■ Figure content listings ■

>> Start

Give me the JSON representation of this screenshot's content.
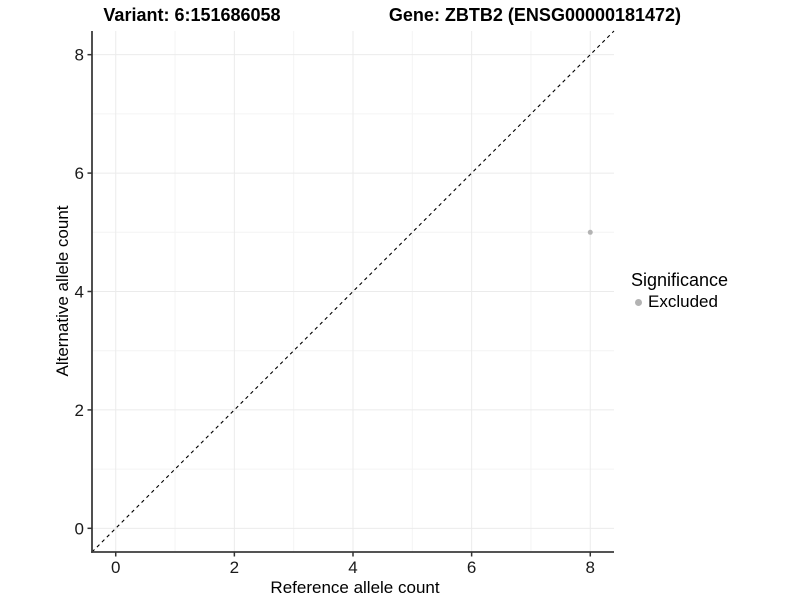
{
  "header": {
    "variant_title": "Variant: 6:151686058",
    "gene_title": "Gene: ZBTB2 (ENSG00000181472)"
  },
  "chart_data": {
    "type": "scatter",
    "title": "Variant: 6:151686058  /  Gene: ZBTB2 (ENSG00000181472)",
    "xlabel": "Reference allele count",
    "ylabel": "Alternative allele count",
    "xlim": [
      -0.4,
      8.4
    ],
    "ylim": [
      -0.4,
      8.4
    ],
    "xticks": [
      0,
      2,
      4,
      6,
      8
    ],
    "yticks": [
      0,
      2,
      4,
      6,
      8
    ],
    "minor_xticks": [
      1,
      3,
      5,
      7
    ],
    "minor_yticks": [
      1,
      3,
      5,
      7
    ],
    "grid": true,
    "identity_line": {
      "slope": 1,
      "intercept": 0,
      "style": "dashed",
      "color": "#000000"
    },
    "series": [
      {
        "name": "Excluded",
        "points": [
          {
            "x": 8,
            "y": 5
          }
        ],
        "color": "#b3b3b3"
      }
    ],
    "legend": {
      "title": "Significance",
      "position": "right",
      "items": [
        {
          "label": "Excluded",
          "color": "#b3b3b3"
        }
      ]
    },
    "colors": {
      "axis": "#3c3c3c",
      "tick": "#333333",
      "grid_major": "#ebebeb",
      "grid_minor": "#f4f4f4",
      "background": "#ffffff",
      "text": "#1a1a1a"
    }
  }
}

>> End

■ SET PROBLEM ■
Omit any images, then output the listing exactly.

■ SOLUTION TO THIS PROBLEM ■
Give me the JSON representation of this screenshot's content.
{
  "header": {
    "variant_title": "Variant: 6:151686058",
    "gene_title": "Gene: ZBTB2 (ENSG00000181472)"
  },
  "chart_data": {
    "type": "scatter",
    "title": "Variant: 6:151686058  /  Gene: ZBTB2 (ENSG00000181472)",
    "xlabel": "Reference allele count",
    "ylabel": "Alternative allele count",
    "xlim": [
      -0.4,
      8.4
    ],
    "ylim": [
      -0.4,
      8.4
    ],
    "xticks": [
      0,
      2,
      4,
      6,
      8
    ],
    "yticks": [
      0,
      2,
      4,
      6,
      8
    ],
    "minor_xticks": [
      1,
      3,
      5,
      7
    ],
    "minor_yticks": [
      1,
      3,
      5,
      7
    ],
    "grid": true,
    "identity_line": {
      "slope": 1,
      "intercept": 0,
      "style": "dashed",
      "color": "#000000"
    },
    "series": [
      {
        "name": "Excluded",
        "points": [
          {
            "x": 8,
            "y": 5
          }
        ],
        "color": "#b3b3b3"
      }
    ],
    "legend": {
      "title": "Significance",
      "position": "right",
      "items": [
        {
          "label": "Excluded",
          "color": "#b3b3b3"
        }
      ]
    },
    "colors": {
      "axis": "#3c3c3c",
      "tick": "#333333",
      "grid_major": "#ebebeb",
      "grid_minor": "#f4f4f4",
      "background": "#ffffff",
      "text": "#1a1a1a"
    }
  }
}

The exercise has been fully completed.